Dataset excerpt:
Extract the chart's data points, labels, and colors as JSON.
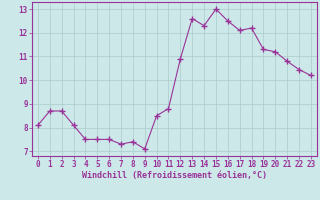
{
  "x": [
    0,
    1,
    2,
    3,
    4,
    5,
    6,
    7,
    8,
    9,
    10,
    11,
    12,
    13,
    14,
    15,
    16,
    17,
    18,
    19,
    20,
    21,
    22,
    23
  ],
  "y": [
    8.1,
    8.7,
    8.7,
    8.1,
    7.5,
    7.5,
    7.5,
    7.3,
    7.4,
    7.1,
    8.5,
    8.8,
    10.9,
    12.6,
    12.3,
    13.0,
    12.5,
    12.1,
    12.2,
    11.3,
    11.2,
    10.8,
    10.45,
    10.2
  ],
  "line_color": "#993399",
  "marker": "+",
  "marker_size": 4,
  "marker_lw": 1.0,
  "bg_color": "#cce8e8",
  "grid_color": "#aacccc",
  "xlabel": "Windchill (Refroidissement éolien,°C)",
  "ylabel": "",
  "title": "",
  "xlim": [
    -0.5,
    23.5
  ],
  "ylim": [
    6.8,
    13.3
  ],
  "yticks": [
    7,
    8,
    9,
    10,
    11,
    12,
    13
  ],
  "xticks": [
    0,
    1,
    2,
    3,
    4,
    5,
    6,
    7,
    8,
    9,
    10,
    11,
    12,
    13,
    14,
    15,
    16,
    17,
    18,
    19,
    20,
    21,
    22,
    23
  ],
  "tick_fontsize": 5.5,
  "xlabel_fontsize": 6.0,
  "spine_color": "#993399",
  "tick_color": "#993399",
  "label_color": "#993399"
}
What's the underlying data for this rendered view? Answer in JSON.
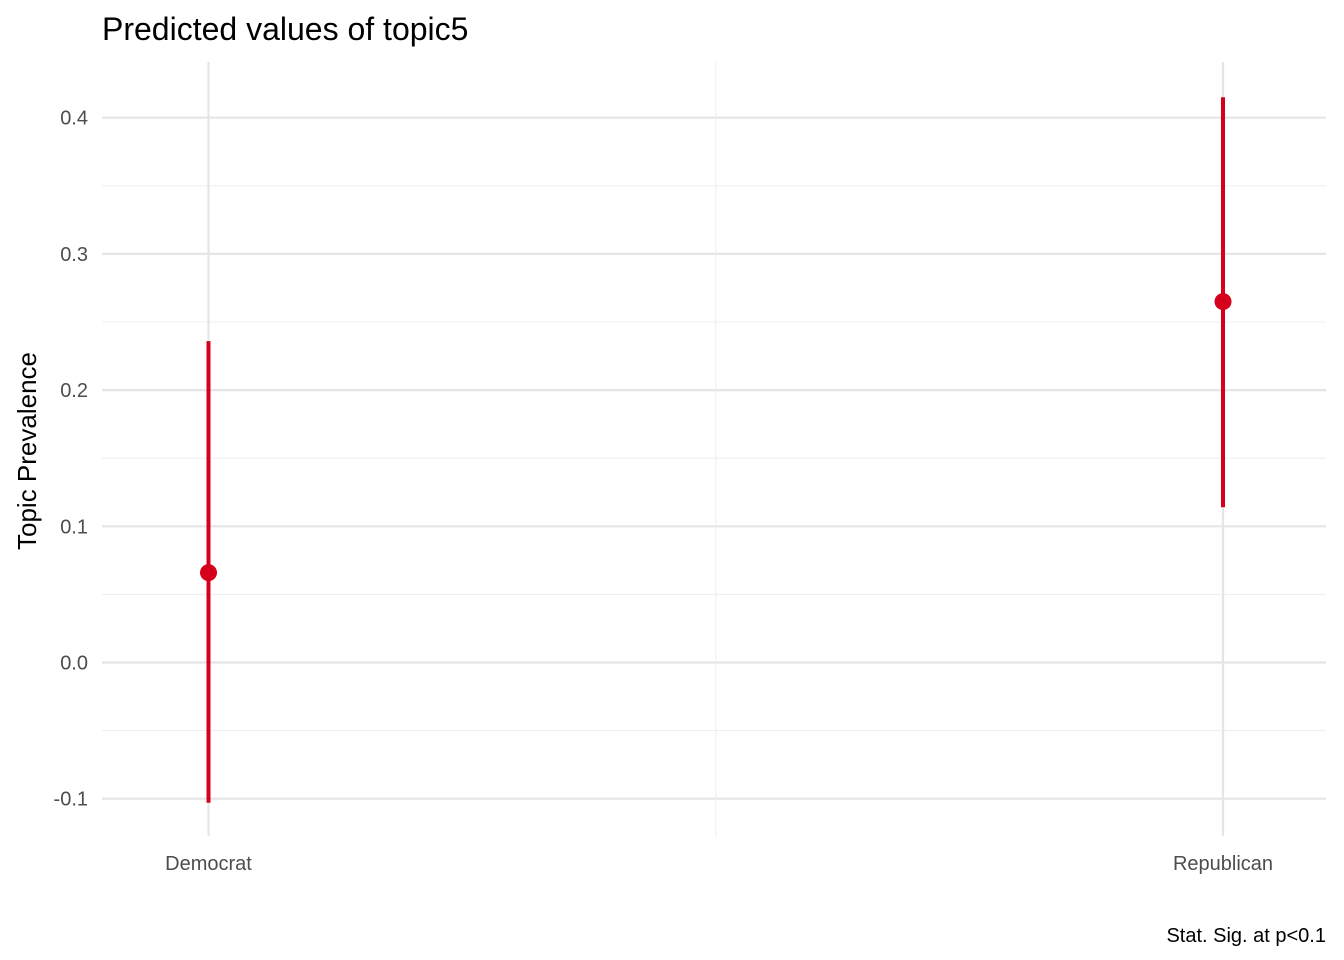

* Aim of the exercise
An exact transcription of all the entries is required, without the pictures.

* Solution to this problem
Extract the chart's data points, labels, and colors as JSON.
{
  "x": [
    0,
    1,
    2,
    3,
    4,
    5,
    6,
    7,
    8,
    9,
    10,
    11,
    12,
    13,
    14,
    15,
    16,
    17,
    18,
    19,
    20,
    21,
    22,
    23
  ],
  "y": [
    8.1,
    8.7,
    8.7,
    8.1,
    7.5,
    7.5,
    7.5,
    7.3,
    7.4,
    7.1,
    8.5,
    8.8,
    10.9,
    12.6,
    12.3,
    13.0,
    12.5,
    12.1,
    12.2,
    11.3,
    11.2,
    10.8,
    10.45,
    10.2
  ],
  "line_color": "#993399",
  "marker": "+",
  "marker_size": 4,
  "marker_lw": 1.0,
  "bg_color": "#cce8e8",
  "grid_color": "#aacccc",
  "xlabel": "Windchill (Refroidissement éolien,°C)",
  "ylabel": "",
  "title": "",
  "xlim": [
    -0.5,
    23.5
  ],
  "ylim": [
    6.8,
    13.3
  ],
  "yticks": [
    7,
    8,
    9,
    10,
    11,
    12,
    13
  ],
  "xticks": [
    0,
    1,
    2,
    3,
    4,
    5,
    6,
    7,
    8,
    9,
    10,
    11,
    12,
    13,
    14,
    15,
    16,
    17,
    18,
    19,
    20,
    21,
    22,
    23
  ],
  "tick_fontsize": 5.5,
  "xlabel_fontsize": 6.0,
  "spine_color": "#993399",
  "tick_color": "#993399",
  "label_color": "#993399"
}
What's the underlying data for this rendered view? Answer in JSON.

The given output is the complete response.